- [Aim] Below are records to be output exactly, every one of them.

- [Items from a dataset]
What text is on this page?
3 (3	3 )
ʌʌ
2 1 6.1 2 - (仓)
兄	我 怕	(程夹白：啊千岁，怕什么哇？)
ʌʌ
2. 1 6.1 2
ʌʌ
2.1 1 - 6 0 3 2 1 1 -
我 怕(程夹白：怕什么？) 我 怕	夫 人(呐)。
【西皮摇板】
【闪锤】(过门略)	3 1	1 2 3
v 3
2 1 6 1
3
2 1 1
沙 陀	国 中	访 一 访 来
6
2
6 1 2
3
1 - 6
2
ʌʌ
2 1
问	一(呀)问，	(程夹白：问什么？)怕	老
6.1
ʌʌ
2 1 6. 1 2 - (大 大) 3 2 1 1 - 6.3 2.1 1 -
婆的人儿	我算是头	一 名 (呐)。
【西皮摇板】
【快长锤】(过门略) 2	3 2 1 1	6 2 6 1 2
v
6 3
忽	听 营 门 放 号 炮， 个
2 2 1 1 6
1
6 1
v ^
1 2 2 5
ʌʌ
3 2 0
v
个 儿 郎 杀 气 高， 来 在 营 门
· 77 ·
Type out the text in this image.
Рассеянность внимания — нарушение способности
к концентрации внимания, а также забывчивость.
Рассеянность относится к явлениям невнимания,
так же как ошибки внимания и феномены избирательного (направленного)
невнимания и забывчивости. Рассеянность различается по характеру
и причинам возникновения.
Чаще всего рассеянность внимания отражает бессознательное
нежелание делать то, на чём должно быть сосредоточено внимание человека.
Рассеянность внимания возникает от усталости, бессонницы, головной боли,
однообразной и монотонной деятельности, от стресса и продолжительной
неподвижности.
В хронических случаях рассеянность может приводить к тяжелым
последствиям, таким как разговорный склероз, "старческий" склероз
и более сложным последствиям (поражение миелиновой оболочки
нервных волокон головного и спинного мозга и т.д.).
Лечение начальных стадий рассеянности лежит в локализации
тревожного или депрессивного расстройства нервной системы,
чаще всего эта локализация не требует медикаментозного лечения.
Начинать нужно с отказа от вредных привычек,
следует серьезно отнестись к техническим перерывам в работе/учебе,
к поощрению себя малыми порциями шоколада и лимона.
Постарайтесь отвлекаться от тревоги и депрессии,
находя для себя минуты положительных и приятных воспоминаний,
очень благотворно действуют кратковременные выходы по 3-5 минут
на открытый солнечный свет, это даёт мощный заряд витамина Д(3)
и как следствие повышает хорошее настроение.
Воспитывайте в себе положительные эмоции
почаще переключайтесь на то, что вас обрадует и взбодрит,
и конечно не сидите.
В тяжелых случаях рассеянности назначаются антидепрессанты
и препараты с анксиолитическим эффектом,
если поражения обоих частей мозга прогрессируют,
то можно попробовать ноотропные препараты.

- [Response for this exercise]
What text is on this page?
3 (3	3 )
ʌʌ
2 1 6.1 2 - (仓)
兄	我 怕	(程夹白：啊千岁，怕什么哇？)
ʌʌ
2. 1 6.1 2
ʌʌ
2.1 1 - 6 0 3 2 1 1 -
我 怕(程夹白：怕什么？) 我 怕	夫 人(呐)。
【西皮摇板】
【闪锤】(过门略)	3 1	1 2 3
v 3
2 1 6 1
3
2 1 1
沙 陀	国 中	访 一 访 来
6
2
6 1 2
3
1 - 6
2
ʌʌ
2 1
问	一(呀)问，	(程夹白：问什么？)怕	老
6.1
ʌʌ
2 1 6. 1 2 - (大 大) 3 2 1 1 - 6.3 2.1 1 -
婆的人儿	我算是头	一 名 (呐)。
【西皮摇板】
【快长锤】(过门略) 2	3 2 1 1	6 2 6 1 2
v
6 3
忽	听 营 门 放 号 炮， 个
2 2 1 1 6
1
6 1
v ^
1 2 2 5
ʌʌ
3 2 0
v
个 儿 郎 杀 气 高， 来 在 营 门
· 77 ·
Type out the text in this image.
Рассеянность внимания — нарушение способности
к концентрации внимания, а также забывчивость.
Рассеянность относится к явлениям невнимания,
так же как ошибки внимания и феномены избирательного (направленного)
невнимания и забывчивости. Рассеянность различается по характеру
и причинам возникновения.
Чаще всего рассеянность внимания отражает бессознательное
нежелание делать то, на чём должно быть сосредоточено внимание человека.
Рассеянность внимания возникает от усталости, бессонницы, головной боли,
однообразной и монотонной деятельности, от стресса и продолжительной
неподвижности.
В хронических случаях рассеянность может приводить к тяжелым
последствиям, таким как разговорный склероз, "старческий" склероз
и более сложным последствиям (поражение миелиновой оболочки
нервных волокон головного и спинного мозга и т.д.).
Лечение начальных стадий рассеянности лежит в локализации
тревожного или депрессивного расстройства нервной системы,
чаще всего эта локализация не требует медикаментозного лечения.
Начинать нужно с отказа от вредных привычек,
следует серьезно отнестись к техническим перерывам в работе/учебе,
к поощрению себя малыми порциями шоколада и лимона.
Постарайтесь отвлекаться от тревоги и депрессии,
находя для себя минуты положительных и приятных воспоминаний,
очень благотворно действуют кратковременные выходы по 3-5 минут
на открытый солнечный свет, это даёт мощный заряд витамина Д(3)
и как следствие повышает хорошее настроение.
Воспитывайте в себе положительные эмоции
почаще переключайтесь на то, что вас обрадует и взбодрит,
и конечно не сидите.
В тяжелых случаях рассеянности назначаются антидепрессанты
и препараты с анксиолитическим эффектом,
если поражения обоих частей мозга прогрессируют,
то можно попробовать ноотропные препараты.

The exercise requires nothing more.